Data records
====

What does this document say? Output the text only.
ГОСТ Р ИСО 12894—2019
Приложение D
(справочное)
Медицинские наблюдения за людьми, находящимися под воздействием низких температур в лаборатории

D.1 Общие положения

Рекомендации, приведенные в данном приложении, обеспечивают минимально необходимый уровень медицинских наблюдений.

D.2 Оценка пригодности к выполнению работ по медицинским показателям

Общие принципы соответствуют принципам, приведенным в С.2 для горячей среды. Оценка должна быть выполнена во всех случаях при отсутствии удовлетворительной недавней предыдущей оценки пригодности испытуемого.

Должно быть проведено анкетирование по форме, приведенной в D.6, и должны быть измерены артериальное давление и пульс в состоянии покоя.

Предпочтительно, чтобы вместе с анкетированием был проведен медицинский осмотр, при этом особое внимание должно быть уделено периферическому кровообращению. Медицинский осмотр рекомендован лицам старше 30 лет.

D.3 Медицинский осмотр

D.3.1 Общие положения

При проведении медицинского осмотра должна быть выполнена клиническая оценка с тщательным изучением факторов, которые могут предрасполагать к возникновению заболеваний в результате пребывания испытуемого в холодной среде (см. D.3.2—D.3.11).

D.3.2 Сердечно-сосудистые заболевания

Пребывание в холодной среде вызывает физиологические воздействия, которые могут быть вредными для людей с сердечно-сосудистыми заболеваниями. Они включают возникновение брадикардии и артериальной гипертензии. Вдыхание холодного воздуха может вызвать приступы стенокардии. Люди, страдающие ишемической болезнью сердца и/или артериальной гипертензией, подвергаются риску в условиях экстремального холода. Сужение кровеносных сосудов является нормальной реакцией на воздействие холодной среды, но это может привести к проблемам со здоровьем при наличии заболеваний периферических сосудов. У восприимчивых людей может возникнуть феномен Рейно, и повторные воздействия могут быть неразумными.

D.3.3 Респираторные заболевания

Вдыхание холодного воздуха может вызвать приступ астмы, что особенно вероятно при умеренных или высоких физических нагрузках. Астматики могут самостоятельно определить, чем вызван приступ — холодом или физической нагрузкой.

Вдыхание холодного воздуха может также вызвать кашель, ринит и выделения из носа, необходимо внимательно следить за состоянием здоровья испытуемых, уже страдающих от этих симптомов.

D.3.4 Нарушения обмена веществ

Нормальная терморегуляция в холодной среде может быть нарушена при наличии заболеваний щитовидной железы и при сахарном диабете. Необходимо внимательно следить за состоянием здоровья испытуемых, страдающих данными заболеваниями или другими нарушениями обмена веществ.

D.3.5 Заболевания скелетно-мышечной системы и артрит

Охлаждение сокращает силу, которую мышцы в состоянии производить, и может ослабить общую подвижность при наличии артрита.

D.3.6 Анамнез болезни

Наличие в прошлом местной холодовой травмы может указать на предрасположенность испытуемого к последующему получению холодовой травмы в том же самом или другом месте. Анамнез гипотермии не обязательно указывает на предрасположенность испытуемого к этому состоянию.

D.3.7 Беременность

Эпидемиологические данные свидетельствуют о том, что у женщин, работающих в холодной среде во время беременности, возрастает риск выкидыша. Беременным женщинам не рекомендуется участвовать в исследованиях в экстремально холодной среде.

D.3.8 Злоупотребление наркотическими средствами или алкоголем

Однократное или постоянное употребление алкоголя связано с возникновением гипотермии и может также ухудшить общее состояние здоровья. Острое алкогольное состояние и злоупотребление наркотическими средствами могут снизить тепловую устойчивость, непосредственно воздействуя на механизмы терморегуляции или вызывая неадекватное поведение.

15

====

Pull out all lines containing the word "Анамнез" from the entries above.

OUTPUT OF THE TASK ->
D.3.6 Анамнез болезни
Наличие в прошлом местной холодовой травмы может указать на предрасположенность испытуемого к последующему получению холодовой травмы в том же самом или другом месте. Анамнез гипотермии не обязательно указывает на предрасположенность испытуемого к этому состоянию.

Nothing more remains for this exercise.